• Objective
Gather, from the data below, each line in which the word "color" occurs.

• Input material

------------------------------------------------

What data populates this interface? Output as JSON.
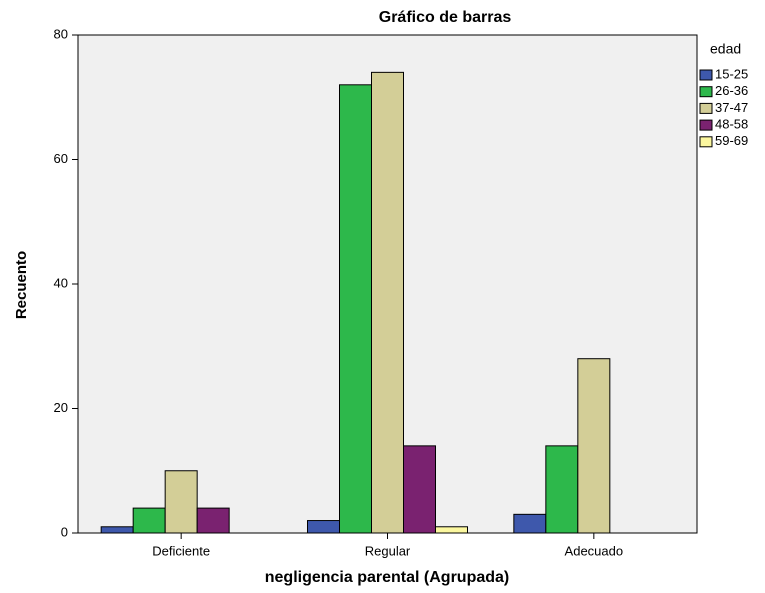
{
  "chart_data": {
    "type": "bar",
    "title": "Gráfico de barras",
    "x_label": "negligencia parental (Agrupada)",
    "y_label": "Recuento",
    "legend_title": "edad",
    "legend": "right",
    "categories": [
      "Deficiente",
      "Regular",
      "Adecuado"
    ],
    "series": [
      {
        "name": "15-25",
        "color": "#3e58ac",
        "values": [
          1,
          2,
          3
        ]
      },
      {
        "name": "26-36",
        "color": "#2db84b",
        "values": [
          4,
          72,
          14
        ]
      },
      {
        "name": "37-47",
        "color": "#d3ce97",
        "values": [
          10,
          74,
          28
        ]
      },
      {
        "name": "48-58",
        "color": "#7a2270",
        "values": [
          4,
          14,
          0
        ]
      },
      {
        "name": "59-69",
        "color": "#fbf79f",
        "values": [
          0,
          1,
          0
        ]
      }
    ],
    "ylim": [
      0,
      80
    ],
    "yticks": [
      0,
      20,
      40,
      60,
      80
    ],
    "grid": false
  }
}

------------------------------------------------

• Final result
        "color": "#3e58ac",
        "color": "#2db84b",
        "color": "#d3ce97",
        "color": "#7a2270",
        "color": "#fbf79f",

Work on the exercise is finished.